Exercise goal
Return every line of the records below verbatim, with no pictures in the copy.

-*-

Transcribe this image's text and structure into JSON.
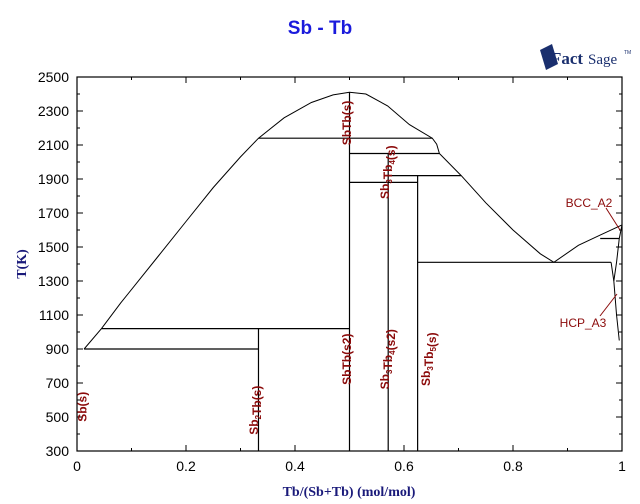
{
  "header": {
    "title": "Sb - Tb",
    "logo_text_bold": "Fact",
    "logo_text_light": "Sage",
    "logo_tm": "TM"
  },
  "chart_data": {
    "type": "line",
    "title": "Sb - Tb",
    "xlabel": "Tb/(Sb+Tb) (mol/mol)",
    "ylabel": "T(K)",
    "xlim": [
      0,
      1
    ],
    "ylim": [
      300,
      2500
    ],
    "x_ticks": [
      "0",
      "0.2",
      "0.4",
      "0.6",
      "0.8",
      "1"
    ],
    "y_ticks": [
      "300",
      "500",
      "700",
      "900",
      "1100",
      "1300",
      "1500",
      "1700",
      "1900",
      "2100",
      "2300",
      "2500"
    ],
    "grid": false,
    "phase_labels": [
      {
        "text": "Sb(s)",
        "x": 0.01,
        "T": 560
      },
      {
        "text": "Sb2Tb(s)",
        "x": 0.325,
        "T": 540
      },
      {
        "text": "SbTb(s2)",
        "x": 0.495,
        "T": 840
      },
      {
        "text": "Sb3Tb4(s2)",
        "x": 0.565,
        "T": 840
      },
      {
        "text": "Sb3Tb5(s)",
        "x": 0.64,
        "T": 840
      },
      {
        "text": "SbTb(s)",
        "x": 0.495,
        "T": 2230
      },
      {
        "text": "Sb3Tb4(s)",
        "x": 0.565,
        "T": 1940
      },
      {
        "text": "BCC_A2",
        "x": 0.95,
        "T": 1580
      },
      {
        "text": "HCP_A3",
        "x": 0.93,
        "T": 1000
      }
    ],
    "liquidus": [
      {
        "x": 0.013,
        "T": 900
      },
      {
        "x": 0.045,
        "T": 1020
      },
      {
        "x": 0.08,
        "T": 1170
      },
      {
        "x": 0.15,
        "T": 1450
      },
      {
        "x": 0.2,
        "T": 1650
      },
      {
        "x": 0.25,
        "T": 1850
      },
      {
        "x": 0.3,
        "T": 2030
      },
      {
        "x": 0.333,
        "T": 2140
      },
      {
        "x": 0.38,
        "T": 2260
      },
      {
        "x": 0.43,
        "T": 2350
      },
      {
        "x": 0.47,
        "T": 2395
      },
      {
        "x": 0.5,
        "T": 2410
      },
      {
        "x": 0.53,
        "T": 2400
      },
      {
        "x": 0.57,
        "T": 2330
      },
      {
        "x": 0.61,
        "T": 2220
      },
      {
        "x": 0.652,
        "T": 2140
      },
      {
        "x": 0.66,
        "T": 2105
      },
      {
        "x": 0.665,
        "T": 2050
      },
      {
        "x": 0.705,
        "T": 1920
      },
      {
        "x": 0.75,
        "T": 1760
      },
      {
        "x": 0.8,
        "T": 1600
      },
      {
        "x": 0.85,
        "T": 1460
      },
      {
        "x": 0.875,
        "T": 1410
      },
      {
        "x": 0.92,
        "T": 1510
      },
      {
        "x": 0.96,
        "T": 1570
      },
      {
        "x": 1.0,
        "T": 1630
      }
    ],
    "invariant_lines": [
      {
        "T": 900,
        "x_from": 0.013,
        "x_to": 0.333
      },
      {
        "T": 1020,
        "x_from": 0.045,
        "x_to": 0.5
      },
      {
        "T": 2140,
        "x_from": 0.333,
        "x_to": 0.652
      },
      {
        "T": 2050,
        "x_from": 0.5,
        "x_to": 0.665
      },
      {
        "T": 1920,
        "x_from": 0.571,
        "x_to": 0.705
      },
      {
        "T": 1880,
        "x_from": 0.5,
        "x_to": 0.625
      },
      {
        "T": 1410,
        "x_from": 0.625,
        "x_to": 0.98
      },
      {
        "T": 1550,
        "x_from": 0.96,
        "x_to": 0.995
      }
    ],
    "compound_lines": [
      {
        "name": "Sb2Tb",
        "x": 0.333,
        "T_from": 300,
        "T_to": 1020
      },
      {
        "name": "SbTb",
        "x": 0.5,
        "T_from": 300,
        "T_to": 2410
      },
      {
        "name": "Sb3Tb4",
        "x": 0.571,
        "T_from": 300,
        "T_to": 2050
      },
      {
        "name": "Sb3Tb5",
        "x": 0.625,
        "T_from": 300,
        "T_to": 1920
      }
    ]
  }
}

-*-

Reply to the task
Transcribe this image's text and structure into JSON.
{
  "header": {
    "title": "Sb - Tb",
    "logo_text_bold": "Fact",
    "logo_text_light": "Sage",
    "logo_tm": "TM"
  },
  "chart_data": {
    "type": "line",
    "title": "Sb - Tb",
    "xlabel": "Tb/(Sb+Tb) (mol/mol)",
    "ylabel": "T(K)",
    "xlim": [
      0,
      1
    ],
    "ylim": [
      300,
      2500
    ],
    "x_ticks": [
      "0",
      "0.2",
      "0.4",
      "0.6",
      "0.8",
      "1"
    ],
    "y_ticks": [
      "300",
      "500",
      "700",
      "900",
      "1100",
      "1300",
      "1500",
      "1700",
      "1900",
      "2100",
      "2300",
      "2500"
    ],
    "grid": false,
    "phase_labels": [
      {
        "text": "Sb(s)",
        "x": 0.01,
        "T": 560
      },
      {
        "text": "Sb2Tb(s)",
        "x": 0.325,
        "T": 540
      },
      {
        "text": "SbTb(s2)",
        "x": 0.495,
        "T": 840
      },
      {
        "text": "Sb3Tb4(s2)",
        "x": 0.565,
        "T": 840
      },
      {
        "text": "Sb3Tb5(s)",
        "x": 0.64,
        "T": 840
      },
      {
        "text": "SbTb(s)",
        "x": 0.495,
        "T": 2230
      },
      {
        "text": "Sb3Tb4(s)",
        "x": 0.565,
        "T": 1940
      },
      {
        "text": "BCC_A2",
        "x": 0.95,
        "T": 1580
      },
      {
        "text": "HCP_A3",
        "x": 0.93,
        "T": 1000
      }
    ],
    "liquidus": [
      {
        "x": 0.013,
        "T": 900
      },
      {
        "x": 0.045,
        "T": 1020
      },
      {
        "x": 0.08,
        "T": 1170
      },
      {
        "x": 0.15,
        "T": 1450
      },
      {
        "x": 0.2,
        "T": 1650
      },
      {
        "x": 0.25,
        "T": 1850
      },
      {
        "x": 0.3,
        "T": 2030
      },
      {
        "x": 0.333,
        "T": 2140
      },
      {
        "x": 0.38,
        "T": 2260
      },
      {
        "x": 0.43,
        "T": 2350
      },
      {
        "x": 0.47,
        "T": 2395
      },
      {
        "x": 0.5,
        "T": 2410
      },
      {
        "x": 0.53,
        "T": 2400
      },
      {
        "x": 0.57,
        "T": 2330
      },
      {
        "x": 0.61,
        "T": 2220
      },
      {
        "x": 0.652,
        "T": 2140
      },
      {
        "x": 0.66,
        "T": 2105
      },
      {
        "x": 0.665,
        "T": 2050
      },
      {
        "x": 0.705,
        "T": 1920
      },
      {
        "x": 0.75,
        "T": 1760
      },
      {
        "x": 0.8,
        "T": 1600
      },
      {
        "x": 0.85,
        "T": 1460
      },
      {
        "x": 0.875,
        "T": 1410
      },
      {
        "x": 0.92,
        "T": 1510
      },
      {
        "x": 0.96,
        "T": 1570
      },
      {
        "x": 1.0,
        "T": 1630
      }
    ],
    "invariant_lines": [
      {
        "T": 900,
        "x_from": 0.013,
        "x_to": 0.333
      },
      {
        "T": 1020,
        "x_from": 0.045,
        "x_to": 0.5
      },
      {
        "T": 2140,
        "x_from": 0.333,
        "x_to": 0.652
      },
      {
        "T": 2050,
        "x_from": 0.5,
        "x_to": 0.665
      },
      {
        "T": 1920,
        "x_from": 0.571,
        "x_to": 0.705
      },
      {
        "T": 1880,
        "x_from": 0.5,
        "x_to": 0.625
      },
      {
        "T": 1410,
        "x_from": 0.625,
        "x_to": 0.98
      },
      {
        "T": 1550,
        "x_from": 0.96,
        "x_to": 0.995
      }
    ],
    "compound_lines": [
      {
        "name": "Sb2Tb",
        "x": 0.333,
        "T_from": 300,
        "T_to": 1020
      },
      {
        "name": "SbTb",
        "x": 0.5,
        "T_from": 300,
        "T_to": 2410
      },
      {
        "name": "Sb3Tb4",
        "x": 0.571,
        "T_from": 300,
        "T_to": 2050
      },
      {
        "name": "Sb3Tb5",
        "x": 0.625,
        "T_from": 300,
        "T_to": 1920
      }
    ]
  }
}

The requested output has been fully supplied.